* Short problem:
Copy all records verbatim.

* Data to use:
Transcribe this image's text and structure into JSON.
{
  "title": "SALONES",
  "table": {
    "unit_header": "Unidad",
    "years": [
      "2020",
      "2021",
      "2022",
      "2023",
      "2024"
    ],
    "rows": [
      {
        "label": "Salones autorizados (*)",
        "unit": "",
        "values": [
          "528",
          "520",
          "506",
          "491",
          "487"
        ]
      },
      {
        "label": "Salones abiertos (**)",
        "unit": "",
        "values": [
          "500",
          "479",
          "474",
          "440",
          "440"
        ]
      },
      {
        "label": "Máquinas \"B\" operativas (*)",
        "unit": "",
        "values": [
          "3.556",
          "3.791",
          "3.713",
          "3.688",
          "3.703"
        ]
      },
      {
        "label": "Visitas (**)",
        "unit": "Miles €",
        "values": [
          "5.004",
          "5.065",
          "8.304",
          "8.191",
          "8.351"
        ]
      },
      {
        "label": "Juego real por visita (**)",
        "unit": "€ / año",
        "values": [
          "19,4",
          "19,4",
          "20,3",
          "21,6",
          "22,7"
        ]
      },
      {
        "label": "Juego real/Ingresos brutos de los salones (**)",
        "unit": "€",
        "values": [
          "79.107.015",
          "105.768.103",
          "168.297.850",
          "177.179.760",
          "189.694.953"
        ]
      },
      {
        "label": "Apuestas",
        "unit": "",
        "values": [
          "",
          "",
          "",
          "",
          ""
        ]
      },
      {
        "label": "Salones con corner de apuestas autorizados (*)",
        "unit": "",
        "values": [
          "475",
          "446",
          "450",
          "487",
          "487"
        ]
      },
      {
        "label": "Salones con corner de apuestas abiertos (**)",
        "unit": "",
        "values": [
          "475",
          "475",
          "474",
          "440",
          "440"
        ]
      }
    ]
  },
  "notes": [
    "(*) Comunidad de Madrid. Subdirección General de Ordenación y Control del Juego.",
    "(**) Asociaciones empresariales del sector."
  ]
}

* Solution:
Transcribe this image's text and structure into JSON.
{
  "title": "SALONES",
  "table": {
    "unit_header": "Unidad",
    "years": [
      "2020",
      "2021",
      "2022",
      "2023",
      "2024"
    ],
    "rows": [
      {
        "label": "Salones autorizados (*)",
        "unit": "",
        "values": [
          "528",
          "520",
          "506",
          "491",
          "487"
        ]
      },
      {
        "label": "Salones abiertos (**)",
        "unit": "",
        "values": [
          "500",
          "479",
          "474",
          "440",
          "440"
        ]
      },
      {
        "label": "Máquinas \"B\" operativas (*)",
        "unit": "",
        "values": [
          "3.556",
          "3.791",
          "3.713",
          "3.688",
          "3.703"
        ]
      },
      {
        "label": "Visitas (**)",
        "unit": "Miles €",
        "values": [
          "5.004",
          "5.065",
          "8.304",
          "8.191",
          "8.351"
        ]
      },
      {
        "label": "Juego real por visita (**)",
        "unit": "€ / año",
        "values": [
          "19,4",
          "19,4",
          "20,3",
          "21,6",
          "22,7"
        ]
      },
      {
        "label": "Juego real/Ingresos brutos de los salones (**)",
        "unit": "€",
        "values": [
          "79.107.015",
          "105.768.103",
          "168.297.850",
          "177.179.760",
          "189.694.953"
        ]
      },
      {
        "label": "Apuestas",
        "unit": "",
        "values": [
          "",
          "",
          "",
          "",
          ""
        ]
      },
      {
        "label": "Salones con corner de apuestas autorizados (*)",
        "unit": "",
        "values": [
          "475",
          "446",
          "450",
          "487",
          "487"
        ]
      },
      {
        "label": "Salones con corner de apuestas abiertos (**)",
        "unit": "",
        "values": [
          "475",
          "475",
          "474",
          "440",
          "440"
        ]
      }
    ]
  },
  "notes": [
    "(*) Comunidad de Madrid. Subdirección General de Ordenación y Control del Juego.",
    "(**) Asociaciones empresariales del sector."
  ]
}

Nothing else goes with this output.